┌────────

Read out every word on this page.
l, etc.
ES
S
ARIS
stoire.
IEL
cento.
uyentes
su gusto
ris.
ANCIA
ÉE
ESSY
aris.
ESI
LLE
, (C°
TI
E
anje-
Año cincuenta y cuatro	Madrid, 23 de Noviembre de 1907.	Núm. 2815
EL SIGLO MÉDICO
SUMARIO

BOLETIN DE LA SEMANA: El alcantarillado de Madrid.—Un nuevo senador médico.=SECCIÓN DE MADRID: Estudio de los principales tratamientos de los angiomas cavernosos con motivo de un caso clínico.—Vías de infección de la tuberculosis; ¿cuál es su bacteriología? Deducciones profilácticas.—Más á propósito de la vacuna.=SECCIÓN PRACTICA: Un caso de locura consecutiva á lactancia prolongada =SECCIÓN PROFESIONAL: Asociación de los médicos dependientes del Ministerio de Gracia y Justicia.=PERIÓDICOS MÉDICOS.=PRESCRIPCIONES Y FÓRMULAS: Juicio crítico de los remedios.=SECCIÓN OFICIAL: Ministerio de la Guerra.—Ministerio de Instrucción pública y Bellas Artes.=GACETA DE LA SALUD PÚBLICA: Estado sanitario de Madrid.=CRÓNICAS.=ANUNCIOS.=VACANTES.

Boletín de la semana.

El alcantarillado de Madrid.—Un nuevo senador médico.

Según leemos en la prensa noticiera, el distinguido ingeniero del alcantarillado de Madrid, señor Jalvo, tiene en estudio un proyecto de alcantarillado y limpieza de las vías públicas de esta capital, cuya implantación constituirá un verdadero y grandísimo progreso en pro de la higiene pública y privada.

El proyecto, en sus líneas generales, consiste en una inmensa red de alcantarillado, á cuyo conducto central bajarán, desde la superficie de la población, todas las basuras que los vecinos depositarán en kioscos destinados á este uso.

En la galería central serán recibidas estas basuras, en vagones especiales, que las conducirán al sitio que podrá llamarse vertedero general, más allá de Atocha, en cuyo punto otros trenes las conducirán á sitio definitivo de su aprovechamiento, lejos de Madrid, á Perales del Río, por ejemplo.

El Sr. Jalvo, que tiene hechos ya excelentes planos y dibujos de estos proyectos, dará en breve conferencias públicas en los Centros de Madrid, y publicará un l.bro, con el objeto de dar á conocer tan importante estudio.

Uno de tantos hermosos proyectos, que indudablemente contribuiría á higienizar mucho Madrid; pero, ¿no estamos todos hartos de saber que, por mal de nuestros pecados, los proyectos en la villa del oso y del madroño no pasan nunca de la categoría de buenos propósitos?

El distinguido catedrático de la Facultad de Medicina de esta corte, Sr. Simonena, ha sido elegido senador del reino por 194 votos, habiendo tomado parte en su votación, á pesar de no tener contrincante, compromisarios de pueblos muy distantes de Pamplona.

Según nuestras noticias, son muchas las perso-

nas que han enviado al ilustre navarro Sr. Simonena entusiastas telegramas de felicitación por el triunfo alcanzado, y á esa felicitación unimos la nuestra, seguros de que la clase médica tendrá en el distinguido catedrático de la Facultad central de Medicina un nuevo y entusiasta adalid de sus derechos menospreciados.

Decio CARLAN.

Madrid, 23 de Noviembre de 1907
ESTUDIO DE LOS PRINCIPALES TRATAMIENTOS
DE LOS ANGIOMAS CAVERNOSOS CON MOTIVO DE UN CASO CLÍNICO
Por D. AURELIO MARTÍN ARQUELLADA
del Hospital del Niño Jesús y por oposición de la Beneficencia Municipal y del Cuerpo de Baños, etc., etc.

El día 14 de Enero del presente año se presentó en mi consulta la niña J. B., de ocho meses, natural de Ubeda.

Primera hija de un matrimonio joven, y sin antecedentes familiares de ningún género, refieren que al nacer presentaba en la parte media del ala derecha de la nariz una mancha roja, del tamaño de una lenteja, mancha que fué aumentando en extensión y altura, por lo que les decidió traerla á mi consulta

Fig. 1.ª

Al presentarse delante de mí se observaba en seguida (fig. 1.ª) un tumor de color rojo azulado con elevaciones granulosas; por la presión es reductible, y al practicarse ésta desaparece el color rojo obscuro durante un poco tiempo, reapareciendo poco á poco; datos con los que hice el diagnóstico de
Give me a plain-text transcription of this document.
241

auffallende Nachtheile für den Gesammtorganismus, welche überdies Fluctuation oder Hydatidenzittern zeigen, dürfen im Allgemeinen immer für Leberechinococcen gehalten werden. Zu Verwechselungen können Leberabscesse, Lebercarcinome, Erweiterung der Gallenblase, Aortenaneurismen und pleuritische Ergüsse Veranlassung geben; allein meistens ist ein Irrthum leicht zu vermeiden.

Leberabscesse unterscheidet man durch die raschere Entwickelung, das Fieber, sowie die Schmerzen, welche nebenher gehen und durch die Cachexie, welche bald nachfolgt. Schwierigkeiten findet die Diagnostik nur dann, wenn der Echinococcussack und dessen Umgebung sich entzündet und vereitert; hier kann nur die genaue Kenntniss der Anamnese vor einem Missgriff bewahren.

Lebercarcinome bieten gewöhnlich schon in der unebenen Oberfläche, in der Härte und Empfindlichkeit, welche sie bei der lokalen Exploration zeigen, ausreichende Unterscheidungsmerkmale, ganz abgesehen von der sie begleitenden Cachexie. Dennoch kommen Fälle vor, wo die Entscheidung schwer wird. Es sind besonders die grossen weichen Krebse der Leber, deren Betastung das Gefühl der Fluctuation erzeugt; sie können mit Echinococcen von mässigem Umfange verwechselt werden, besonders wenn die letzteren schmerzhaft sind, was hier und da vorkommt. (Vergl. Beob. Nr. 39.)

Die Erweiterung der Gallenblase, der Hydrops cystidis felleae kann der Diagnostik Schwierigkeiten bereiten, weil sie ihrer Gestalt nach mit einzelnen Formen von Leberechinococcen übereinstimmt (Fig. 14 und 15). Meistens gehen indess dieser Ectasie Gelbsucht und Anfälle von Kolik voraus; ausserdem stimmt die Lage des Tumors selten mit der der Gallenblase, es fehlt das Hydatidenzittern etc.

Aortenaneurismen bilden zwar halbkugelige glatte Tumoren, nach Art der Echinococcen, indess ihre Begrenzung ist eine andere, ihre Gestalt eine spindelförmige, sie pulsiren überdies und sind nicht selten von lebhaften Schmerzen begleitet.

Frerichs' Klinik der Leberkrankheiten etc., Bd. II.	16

└────────

HOW TO COMPLETE THIS TASK ::
Everything in the listing must be reproduced exactly; please include every line.

TASK OUTPUT ::
Read out every word on this page.
l, etc.
ES
S
ARIS
stoire.
IEL
cento.
uyentes
su gusto
ris.
ANCIA
ÉE
ESSY
aris.
ESI
LLE
, (C°
TI
E
anje-
Año cincuenta y cuatro	Madrid, 23 de Noviembre de 1907.	Núm. 2815
EL SIGLO MÉDICO
SUMARIO

BOLETIN DE LA SEMANA: El alcantarillado de Madrid.—Un nuevo senador médico.=SECCIÓN DE MADRID: Estudio de los principales tratamientos de los angiomas cavernosos con motivo de un caso clínico.—Vías de infección de la tuberculosis; ¿cuál es su bacteriología? Deducciones profilácticas.—Más á propósito de la vacuna.=SECCIÓN PRACTICA: Un caso de locura consecutiva á lactancia prolongada =SECCIÓN PROFESIONAL: Asociación de los médicos dependientes del Ministerio de Gracia y Justicia.=PERIÓDICOS MÉDICOS.=PRESCRIPCIONES Y FÓRMULAS: Juicio crítico de los remedios.=SECCIÓN OFICIAL: Ministerio de la Guerra.—Ministerio de Instrucción pública y Bellas Artes.=GACETA DE LA SALUD PÚBLICA: Estado sanitario de Madrid.=CRÓNICAS.=ANUNCIOS.=VACANTES.

Boletín de la semana.

El alcantarillado de Madrid.—Un nuevo senador médico.

Según leemos en la prensa noticiera, el distinguido ingeniero del alcantarillado de Madrid, señor Jalvo, tiene en estudio un proyecto de alcantarillado y limpieza de las vías públicas de esta capital, cuya implantación constituirá un verdadero y grandísimo progreso en pro de la higiene pública y privada.

El proyecto, en sus líneas generales, consiste en una inmensa red de alcantarillado, á cuyo conducto central bajarán, desde la superficie de la población, todas las basuras que los vecinos depositarán en kioscos destinados á este uso.

En la galería central serán recibidas estas basuras, en vagones especiales, que las conducirán al sitio que podrá llamarse vertedero general, más allá de Atocha, en cuyo punto otros trenes las conducirán á sitio definitivo de su aprovechamiento, lejos de Madrid, á Perales del Río, por ejemplo.

El Sr. Jalvo, que tiene hechos ya excelentes planos y dibujos de estos proyectos, dará en breve conferencias públicas en los Centros de Madrid, y publicará un l.bro, con el objeto de dar á conocer tan importante estudio.

Uno de tantos hermosos proyectos, que indudablemente contribuiría á higienizar mucho Madrid; pero, ¿no estamos todos hartos de saber que, por mal de nuestros pecados, los proyectos en la villa del oso y del madroño no pasan nunca de la categoría de buenos propósitos?

El distinguido catedrático de la Facultad de Medicina de esta corte, Sr. Simonena, ha sido elegido senador del reino por 194 votos, habiendo tomado parte en su votación, á pesar de no tener contrincante, compromisarios de pueblos muy distantes de Pamplona.

Según nuestras noticias, son muchas las perso-

nas que han enviado al ilustre navarro Sr. Simonena entusiastas telegramas de felicitación por el triunfo alcanzado, y á esa felicitación unimos la nuestra, seguros de que la clase médica tendrá en el distinguido catedrático de la Facultad central de Medicina un nuevo y entusiasta adalid de sus derechos menospreciados.

Decio CARLAN.

Madrid, 23 de Noviembre de 1907
ESTUDIO DE LOS PRINCIPALES TRATAMIENTOS
DE LOS ANGIOMAS CAVERNOSOS CON MOTIVO DE UN CASO CLÍNICO
Por D. AURELIO MARTÍN ARQUELLADA
del Hospital del Niño Jesús y por oposición de la Beneficencia Municipal y del Cuerpo de Baños, etc., etc.

El día 14 de Enero del presente año se presentó en mi consulta la niña J. B., de ocho meses, natural de Ubeda.

Primera hija de un matrimonio joven, y sin antecedentes familiares de ningún género, refieren que al nacer presentaba en la parte media del ala derecha de la nariz una mancha roja, del tamaño de una lenteja, mancha que fué aumentando en extensión y altura, por lo que les decidió traerla á mi consulta

Fig. 1.ª

Al presentarse delante de mí se observaba en seguida (fig. 1.ª) un tumor de color rojo azulado con elevaciones granulosas; por la presión es reductible, y al practicarse ésta desaparece el color rojo obscuro durante un poco tiempo, reapareciendo poco á poco; datos con los que hice el diagnóstico de
Give me a plain-text transcription of this document.
241

auffallende Nachtheile für den Gesammtorganismus, welche überdies Fluctuation oder Hydatidenzittern zeigen, dürfen im Allgemeinen immer für Leberechinococcen gehalten werden. Zu Verwechselungen können Leberabscesse, Lebercarcinome, Erweiterung der Gallenblase, Aortenaneurismen und pleuritische Ergüsse Veranlassung geben; allein meistens ist ein Irrthum leicht zu vermeiden.

Leberabscesse unterscheidet man durch die raschere Entwickelung, das Fieber, sowie die Schmerzen, welche nebenher gehen und durch die Cachexie, welche bald nachfolgt. Schwierigkeiten findet die Diagnostik nur dann, wenn der Echinococcussack und dessen Umgebung sich entzündet und vereitert; hier kann nur die genaue Kenntniss der Anamnese vor einem Missgriff bewahren.

Lebercarcinome bieten gewöhnlich schon in der unebenen Oberfläche, in der Härte und Empfindlichkeit, welche sie bei der lokalen Exploration zeigen, ausreichende Unterscheidungsmerkmale, ganz abgesehen von der sie begleitenden Cachexie. Dennoch kommen Fälle vor, wo die Entscheidung schwer wird. Es sind besonders die grossen weichen Krebse der Leber, deren Betastung das Gefühl der Fluctuation erzeugt; sie können mit Echinococcen von mässigem Umfange verwechselt werden, besonders wenn die letzteren schmerzhaft sind, was hier und da vorkommt. (Vergl. Beob. Nr. 39.)

Die Erweiterung der Gallenblase, der Hydrops cystidis felleae kann der Diagnostik Schwierigkeiten bereiten, weil sie ihrer Gestalt nach mit einzelnen Formen von Leberechinococcen übereinstimmt (Fig. 14 und 15). Meistens gehen indess dieser Ectasie Gelbsucht und Anfälle von Kolik voraus; ausserdem stimmt die Lage des Tumors selten mit der der Gallenblase, es fehlt das Hydatidenzittern etc.

Aortenaneurismen bilden zwar halbkugelige glatte Tumoren, nach Art der Echinococcen, indess ihre Begrenzung ist eine andere, ihre Gestalt eine spindelförmige, sie pulsiren überdies und sind nicht selten von lebhaften Schmerzen begleitet.

Frerichs' Klinik der Leberkrankheiten etc., Bd. II.	16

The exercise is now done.